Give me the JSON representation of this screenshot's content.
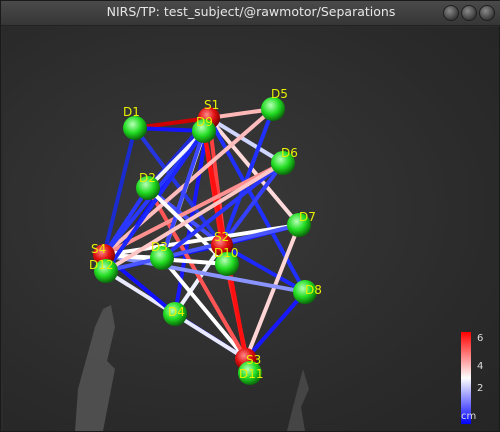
{
  "window": {
    "title": "NIRS/TP: test_subject/@rawmotor/Separations"
  },
  "optodes": [
    {
      "id": "S1",
      "type": "source"
    },
    {
      "id": "S2",
      "type": "source"
    },
    {
      "id": "S3",
      "type": "source"
    },
    {
      "id": "S4",
      "type": "source"
    },
    {
      "id": "D1",
      "type": "detector"
    },
    {
      "id": "D2",
      "type": "detector"
    },
    {
      "id": "D3",
      "type": "detector"
    },
    {
      "id": "D4",
      "type": "detector"
    },
    {
      "id": "D5",
      "type": "detector"
    },
    {
      "id": "D6",
      "type": "detector"
    },
    {
      "id": "D7",
      "type": "detector"
    },
    {
      "id": "D8",
      "type": "detector"
    },
    {
      "id": "D9",
      "type": "detector"
    },
    {
      "id": "D10",
      "type": "detector"
    },
    {
      "id": "D11",
      "type": "detector"
    },
    {
      "id": "D12",
      "type": "detector"
    }
  ],
  "colorbar": {
    "ticks": [
      "6",
      "4",
      "2"
    ],
    "unit": "cm",
    "colors": {
      "high": "#ff0000",
      "mid": "#ffffff",
      "low": "#0000ff"
    }
  },
  "colors": {
    "source": "#e01010",
    "detector": "#22dd22",
    "label": "#e8f000",
    "background": "#2c2c2c"
  }
}
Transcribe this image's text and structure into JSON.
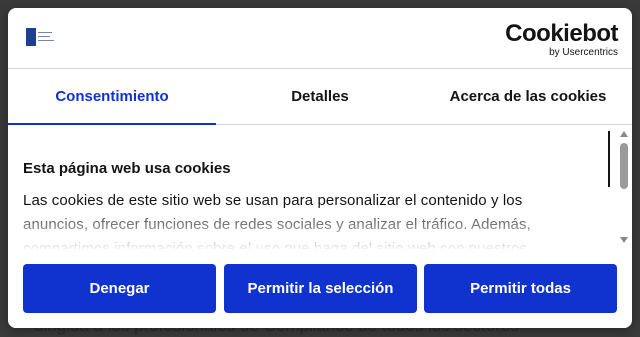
{
  "background": {
    "text": "dirigida a los profesionales de Compliance de todos los sectores"
  },
  "header": {
    "brand_word": "Cookiebot",
    "brand_sub": "by Usercentrics"
  },
  "tabs": [
    {
      "label": "Consentimiento",
      "active": true
    },
    {
      "label": "Detalles",
      "active": false
    },
    {
      "label": "Acerca de las cookies",
      "active": false
    }
  ],
  "content": {
    "heading": "Esta página web usa cookies",
    "text": "Las cookies de este sitio web se usan para personalizar el contenido y los anuncios, ofrecer funciones de redes sociales y analizar el tráfico. Además, compartimos información sobre el uso que haga del sitio web con nuestros partners"
  },
  "buttons": {
    "deny": "Denegar",
    "allow_selection": "Permitir la selección",
    "allow_all": "Permitir todas"
  },
  "colors": {
    "accent": "#1032cf",
    "text": "#141414",
    "overlay": "#3a3a3a"
  }
}
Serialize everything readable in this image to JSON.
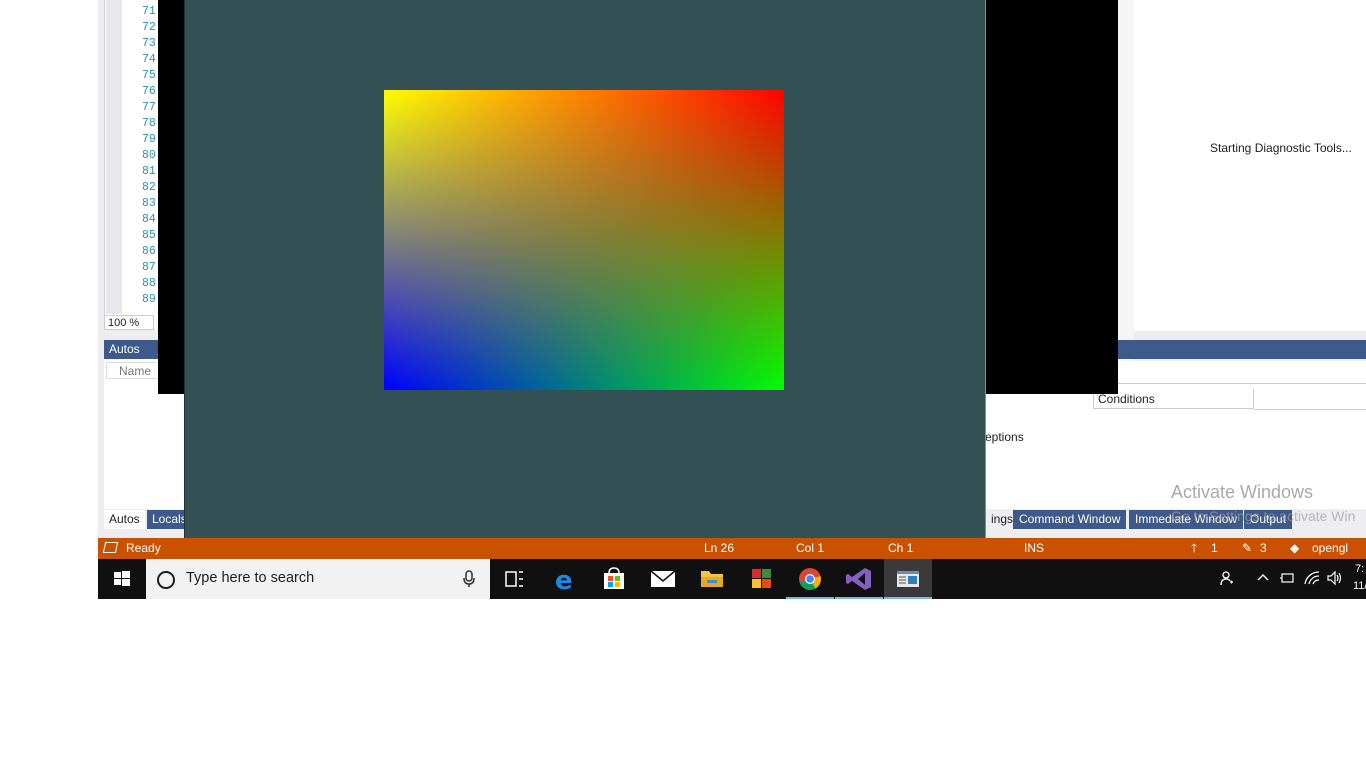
{
  "editor": {
    "line_numbers": [
      "71",
      "72",
      "73",
      "74",
      "75",
      "76",
      "77",
      "78",
      "79",
      "80",
      "81",
      "82",
      "83",
      "84",
      "85",
      "86",
      "87",
      "88",
      "89"
    ],
    "zoom_level": "100 %"
  },
  "diagnostics": {
    "status_text": "Starting Diagnostic Tools..."
  },
  "autos_panel": {
    "title": "Autos",
    "column_name": "Name",
    "tabs": [
      "Autos",
      "Locals"
    ]
  },
  "breakpoints_panel": {
    "column_conditions": "Conditions",
    "exceptions_partial": "eptions",
    "tabs": {
      "settings_partial": "ings",
      "command_window": "Command Window",
      "immediate_window": "Immediate Window",
      "output": "Output"
    }
  },
  "watermark": {
    "title": "Activate Windows",
    "subtitle": "Go to Settings to activate Win"
  },
  "gl_window": {
    "background_color": "#335055",
    "gradient_corners": {
      "top_left": "#ffff00",
      "top_right": "#ff0000",
      "bottom_left": "#0000ff",
      "bottom_right": "#00ff00"
    }
  },
  "statusbar": {
    "state": "Ready",
    "line": "Ln 26",
    "column": "Col 1",
    "char": "Ch 1",
    "mode": "INS",
    "pending_pushes": "1",
    "pending_changes": "3",
    "repo": "opengl",
    "color": "#ca5100"
  },
  "taskbar": {
    "search_placeholder": "Type here to search",
    "apps": [
      "task-view-icon",
      "edge-icon",
      "store-icon",
      "mail-icon",
      "file-explorer-icon",
      "app-tiles-icon",
      "chrome-icon",
      "visual-studio-icon",
      "console-window-icon"
    ],
    "clock_partial_time": "7:",
    "clock_partial_date": "11/"
  }
}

- - - - - - -

Transcribe the material as is, with images omitted.

Give me the JSON representation of this screenshot's content.
{
  "window": {
    "title": "NIRS/TP: test_subject/@rawmotor/Separations"
  },
  "optodes": [
    {
      "id": "S1",
      "type": "source"
    },
    {
      "id": "S2",
      "type": "source"
    },
    {
      "id": "S3",
      "type": "source"
    },
    {
      "id": "S4",
      "type": "source"
    },
    {
      "id": "D1",
      "type": "detector"
    },
    {
      "id": "D2",
      "type": "detector"
    },
    {
      "id": "D3",
      "type": "detector"
    },
    {
      "id": "D4",
      "type": "detector"
    },
    {
      "id": "D5",
      "type": "detector"
    },
    {
      "id": "D6",
      "type": "detector"
    },
    {
      "id": "D7",
      "type": "detector"
    },
    {
      "id": "D8",
      "type": "detector"
    },
    {
      "id": "D9",
      "type": "detector"
    },
    {
      "id": "D10",
      "type": "detector"
    },
    {
      "id": "D11",
      "type": "detector"
    },
    {
      "id": "D12",
      "type": "detector"
    }
  ],
  "colorbar": {
    "ticks": [
      "6",
      "4",
      "2"
    ],
    "unit": "cm",
    "colors": {
      "high": "#ff0000",
      "mid": "#ffffff",
      "low": "#0000ff"
    }
  },
  "colors": {
    "source": "#e01010",
    "detector": "#22dd22",
    "label": "#e8f000",
    "background": "#2c2c2c"
  }
}
Transcribe this image's text and structure into JSON.
{
  "background": {
    "text": "dirigida a los profesionales de Compliance de todos los sectores"
  },
  "header": {
    "brand_word": "Cookiebot",
    "brand_sub": "by Usercentrics"
  },
  "tabs": [
    {
      "label": "Consentimiento",
      "active": true
    },
    {
      "label": "Detalles",
      "active": false
    },
    {
      "label": "Acerca de las cookies",
      "active": false
    }
  ],
  "content": {
    "heading": "Esta página web usa cookies",
    "text": "Las cookies de este sitio web se usan para personalizar el contenido y los anuncios, ofrecer funciones de redes sociales y analizar el tráfico. Además, compartimos información sobre el uso que haga del sitio web con nuestros partners"
  },
  "buttons": {
    "deny": "Denegar",
    "allow_selection": "Permitir la selección",
    "allow_all": "Permitir todas"
  },
  "colors": {
    "accent": "#1032cf",
    "text": "#141414",
    "overlay": "#3a3a3a"
  }
}
Serialize everything readable in this image to JSON.
{
  "editor": {
    "line_numbers": [
      "71",
      "72",
      "73",
      "74",
      "75",
      "76",
      "77",
      "78",
      "79",
      "80",
      "81",
      "82",
      "83",
      "84",
      "85",
      "86",
      "87",
      "88",
      "89"
    ],
    "zoom_level": "100 %"
  },
  "diagnostics": {
    "status_text": "Starting Diagnostic Tools..."
  },
  "autos_panel": {
    "title": "Autos",
    "column_name": "Name",
    "tabs": [
      "Autos",
      "Locals"
    ]
  },
  "breakpoints_panel": {
    "column_conditions": "Conditions",
    "exceptions_partial": "eptions",
    "tabs": {
      "settings_partial": "ings",
      "command_window": "Command Window",
      "immediate_window": "Immediate Window",
      "output": "Output"
    }
  },
  "watermark": {
    "title": "Activate Windows",
    "subtitle": "Go to Settings to activate Win"
  },
  "gl_window": {
    "background_color": "#335055",
    "gradient_corners": {
      "top_left": "#ffff00",
      "top_right": "#ff0000",
      "bottom_left": "#0000ff",
      "bottom_right": "#00ff00"
    }
  },
  "statusbar": {
    "state": "Ready",
    "line": "Ln 26",
    "column": "Col 1",
    "char": "Ch 1",
    "mode": "INS",
    "pending_pushes": "1",
    "pending_changes": "3",
    "repo": "opengl",
    "color": "#ca5100"
  },
  "taskbar": {
    "search_placeholder": "Type here to search",
    "apps": [
      "task-view-icon",
      "edge-icon",
      "store-icon",
      "mail-icon",
      "file-explorer-icon",
      "app-tiles-icon",
      "chrome-icon",
      "visual-studio-icon",
      "console-window-icon"
    ],
    "clock_partial_time": "7:",
    "clock_partial_date": "11/"
  }
}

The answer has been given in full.